What you should do:
Quote the listing below in full and exactly as written, but omit every picture.
Begin Data shown
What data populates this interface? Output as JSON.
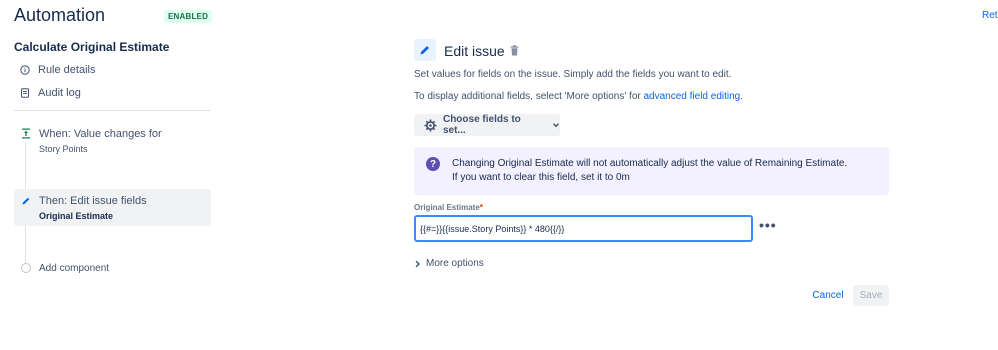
{
  "header": {
    "title": "Automation",
    "status_badge": "ENABLED",
    "return_link": "Retu"
  },
  "sidebar": {
    "rule_name": "Calculate Original Estimate",
    "links": [
      {
        "label": "Rule details",
        "icon": "info-icon"
      },
      {
        "label": "Audit log",
        "icon": "document-icon"
      }
    ],
    "trigger": {
      "title": "When: Value changes for",
      "subtitle": "Story Points",
      "icon": "trigger-icon"
    },
    "action": {
      "title": "Then: Edit issue fields",
      "subtitle": "Original Estimate",
      "icon": "pencil-icon"
    },
    "add_component": "Add component"
  },
  "main": {
    "title": "Edit issue",
    "description": "Set values for fields on the issue. Simply add the fields you want to edit.",
    "description2_prefix": "To display additional fields, select 'More options' for ",
    "description2_link": "advanced field editing",
    "description2_suffix": ".",
    "choose_fields_label": "Choose fields to set...",
    "info": {
      "line1": "Changing Original Estimate will not automatically adjust the value of Remaining Estimate.",
      "line2": "If you want to clear this field, set it to 0m"
    },
    "field": {
      "label": "Original Estimate",
      "required_mark": "*",
      "value": "{{#=}}{{issue.Story Points}} * 480{{/}}"
    },
    "more_options_label": "More options",
    "cancel_label": "Cancel",
    "save_label": "Save"
  },
  "colors": {
    "accent": "#0c66e4",
    "badge_bg": "#dcfff1",
    "badge_text": "#216e4e",
    "info_bg": "#f3f0ff",
    "info_icon": "#5e4db2"
  }
}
End Data shown
Solution to this problem:
What data populates this interface? Output as JSON.
{
  "header": {
    "title": "Automation",
    "status_badge": "ENABLED",
    "return_link": "Retu"
  },
  "sidebar": {
    "rule_name": "Calculate Original Estimate",
    "links": [
      {
        "label": "Rule details",
        "icon": "info-icon"
      },
      {
        "label": "Audit log",
        "icon": "document-icon"
      }
    ],
    "trigger": {
      "title": "When: Value changes for",
      "subtitle": "Story Points",
      "icon": "trigger-icon"
    },
    "action": {
      "title": "Then: Edit issue fields",
      "subtitle": "Original Estimate",
      "icon": "pencil-icon"
    },
    "add_component": "Add component"
  },
  "main": {
    "title": "Edit issue",
    "description": "Set values for fields on the issue. Simply add the fields you want to edit.",
    "description2_prefix": "To display additional fields, select 'More options' for ",
    "description2_link": "advanced field editing",
    "description2_suffix": ".",
    "choose_fields_label": "Choose fields to set...",
    "info": {
      "line1": "Changing Original Estimate will not automatically adjust the value of Remaining Estimate.",
      "line2": "If you want to clear this field, set it to 0m"
    },
    "field": {
      "label": "Original Estimate",
      "required_mark": "*",
      "value": "{{#=}}{{issue.Story Points}} * 480{{/}}"
    },
    "more_options_label": "More options",
    "cancel_label": "Cancel",
    "save_label": "Save"
  },
  "colors": {
    "accent": "#0c66e4",
    "badge_bg": "#dcfff1",
    "badge_text": "#216e4e",
    "info_bg": "#f3f0ff",
    "info_icon": "#5e4db2"
  }
}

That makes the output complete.